§ **Objective**: From the page below on monitoring data with observe, list each consequence that the ticketing example says a node failure during the credit card authorization could have for the ticket.

#### Text segment ####

Monitoring data using observe

With Couchbase you can use observe functions in the SDKs to determine the status of a document in Couchbase Server. This provides a level of assurance in your application that data will be available in spite of node failure.

For instance, you may want to create a ticketing application and you want to place a hold on tickets while you perform a credit card authorization to pay for the ticket. If a node fails during that time, you may not be able to recover the current state of the ticket, and determine whether it was on hold for a user, or not. If the ticket is in RAM only, you may not be able to retrieve the ticket at all. By using an observe command, you can determine whether the ticket is persisted or whether it has been replicated. You can then determine if you retrieve the ticket state you can get the most current version that is on disk.

This section describes when you would want to use observe-functions and how to implement it in your application.

Why observe items?

One of the challenges working with items that can be in-memory or on-disk is that you may want to keep track of the state of your document in the system. For instance, in your application you may also want to know if a document has been stored to disk or not. You may also want to specify how many copies of a document are stored on replicas. Both of these enhancements enable you to recover important documents and provide consistent information in your application despite server failure.

With Couchbase Server, you can use Couchbase SDK observe-functions to do the following in your application logic:

  • Determine whether a document has been persisted,

  • Determine whether a document has been replicated.

#### Extracted entries ####

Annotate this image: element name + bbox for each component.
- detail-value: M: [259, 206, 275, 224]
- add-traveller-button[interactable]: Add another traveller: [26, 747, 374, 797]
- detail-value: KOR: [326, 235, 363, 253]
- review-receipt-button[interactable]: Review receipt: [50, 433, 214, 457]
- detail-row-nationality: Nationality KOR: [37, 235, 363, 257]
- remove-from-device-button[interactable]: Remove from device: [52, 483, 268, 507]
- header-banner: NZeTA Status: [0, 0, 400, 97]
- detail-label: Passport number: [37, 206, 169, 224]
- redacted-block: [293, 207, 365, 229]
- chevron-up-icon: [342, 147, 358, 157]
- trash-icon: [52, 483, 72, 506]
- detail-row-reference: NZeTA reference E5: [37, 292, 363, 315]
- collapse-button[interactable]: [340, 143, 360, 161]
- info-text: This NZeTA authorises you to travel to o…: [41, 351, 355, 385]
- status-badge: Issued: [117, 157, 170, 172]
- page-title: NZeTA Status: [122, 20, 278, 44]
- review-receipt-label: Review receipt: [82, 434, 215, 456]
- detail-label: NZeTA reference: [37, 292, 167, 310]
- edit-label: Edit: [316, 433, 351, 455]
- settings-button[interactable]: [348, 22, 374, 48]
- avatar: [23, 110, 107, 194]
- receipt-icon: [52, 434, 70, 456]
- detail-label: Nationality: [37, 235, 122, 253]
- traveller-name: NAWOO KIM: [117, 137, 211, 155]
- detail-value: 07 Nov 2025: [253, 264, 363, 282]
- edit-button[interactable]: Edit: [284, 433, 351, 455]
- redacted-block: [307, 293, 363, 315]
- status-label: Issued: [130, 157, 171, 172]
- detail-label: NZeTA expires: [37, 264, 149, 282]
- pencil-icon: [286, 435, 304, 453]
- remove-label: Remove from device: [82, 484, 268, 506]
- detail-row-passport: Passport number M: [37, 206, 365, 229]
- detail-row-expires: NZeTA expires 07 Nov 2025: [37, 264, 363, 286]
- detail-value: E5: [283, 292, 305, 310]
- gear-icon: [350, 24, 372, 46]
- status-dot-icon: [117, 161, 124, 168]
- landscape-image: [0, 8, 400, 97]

####

§ **Response for this exercise**:
- You may not be able to recover the current state of the ticket.
- You may not be able to determine whether the ticket was on hold for a user.
- If the ticket is in RAM only, you may not be able to retrieve it at all.